[Task brief]
Copy every entry in the listing below exactly, but not the pictures.

[Supplied data]
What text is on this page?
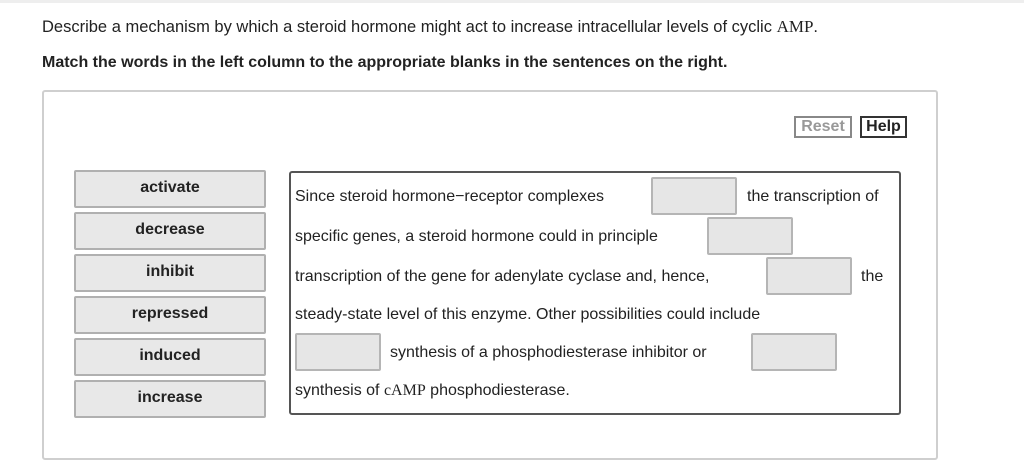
Describe a mechanism by which a steroid hormone might act to increase intracellular levels of cyclic AMP.
Match the words in the left column to the appropriate blanks in the sentences on the right.
Reset	Help
activate
decrease
inhibit
repressed
induced
increase
Since steroid hormone−receptor complexes	the transcription of
specific genes, a steroid hormone could in principle
transcription of the gene for adenylate cyclase and, hence,	the
steady-state level of this enzyme. Other possibilities could include
synthesis of a phosphodiesterase inhibitor or
synthesis of cAMP phosphodiesterase.
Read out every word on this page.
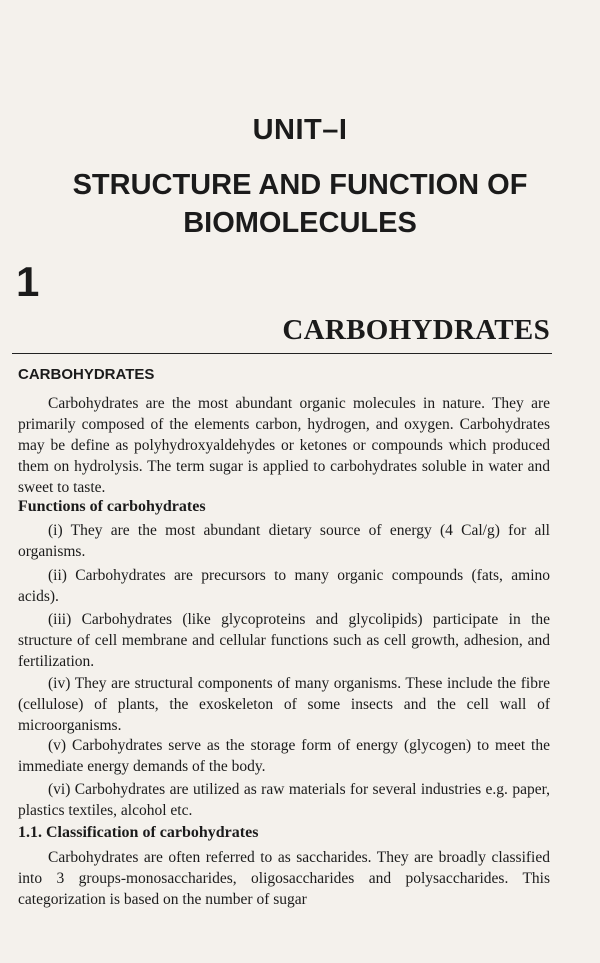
UNIT–I
STRUCTURE AND FUNCTION OF
BIOMOLECULES
1
CARBOHYDRATES
CARBOHYDRATES

Carbohydrates are the most abundant organic molecules in nature. They are primarily composed of the elements carbon, hydrogen, and oxygen. Carbohydrates may be define as polyhydroxyaldehydes or ketones or compounds which produced them on hydrolysis. The term sugar is applied to carbohydrates soluble in water and sweet to taste.

Functions of carbohydrates

(i) They are the most abundant dietary source of energy (4 Cal/g) for all organisms.

(ii) Carbohydrates are precursors to many organic compounds (fats, amino acids).

(iii) Carbohydrates (like glycoproteins and glycolipids) participate in the structure of cell membrane and cellular functions such as cell growth, adhesion, and fertilization.

(iv) They are structural components of many organisms. These include the fibre (cellulose) of plants, the exoskeleton of some insects and the cell wall of microorganisms.

(v) Carbohydrates serve as the storage form of energy (glycogen) to meet the immediate energy demands of the body.

(vi) Carbohydrates are utilized as raw materials for several industries e.g. paper, plastics textiles, alcohol etc.

1.1. Classification of carbohydrates

Carbohydrates are often referred to as saccharides. They are broadly classified into 3 groups-monosaccharides, oligosaccharides and polysaccharides. This categorization is based on the number of sugar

[Finished task]
What text is on this page?
Describe a mechanism by which a steroid hormone might act to increase intracellular levels of cyclic AMP.
Match the words in the left column to the appropriate blanks in the sentences on the right.
Reset	Help
activate
decrease
inhibit
repressed
induced
increase
Since steroid hormone−receptor complexes	the transcription of
specific genes, a steroid hormone could in principle
transcription of the gene for adenylate cyclase and, hence,	the
steady-state level of this enzyme. Other possibilities could include
synthesis of a phosphodiesterase inhibitor or
synthesis of cAMP phosphodiesterase.
Read out every word on this page.
UNIT–I
STRUCTURE AND FUNCTION OF
BIOMOLECULES
1
CARBOHYDRATES
CARBOHYDRATES

Carbohydrates are the most abundant organic molecules in nature. They are primarily composed of the elements carbon, hydrogen, and oxygen. Carbohydrates may be define as polyhydroxyaldehydes or ketones or compounds which produced them on hydrolysis. The term sugar is applied to carbohydrates soluble in water and sweet to taste.

Functions of carbohydrates

(i) They are the most abundant dietary source of energy (4 Cal/g) for all organisms.

(ii) Carbohydrates are precursors to many organic compounds (fats, amino acids).

(iii) Carbohydrates (like glycoproteins and glycolipids) participate in the structure of cell membrane and cellular functions such as cell growth, adhesion, and fertilization.

(iv) They are structural components of many organisms. These include the fibre (cellulose) of plants, the exoskeleton of some insects and the cell wall of microorganisms.

(v) Carbohydrates serve as the storage form of energy (glycogen) to meet the immediate energy demands of the body.

(vi) Carbohydrates are utilized as raw materials for several industries e.g. paper, plastics textiles, alcohol etc.

1.1. Classification of carbohydrates

Carbohydrates are often referred to as saccharides. They are broadly classified into 3 groups-monosaccharides, oligosaccharides and polysaccharides. This categorization is based on the number of sugar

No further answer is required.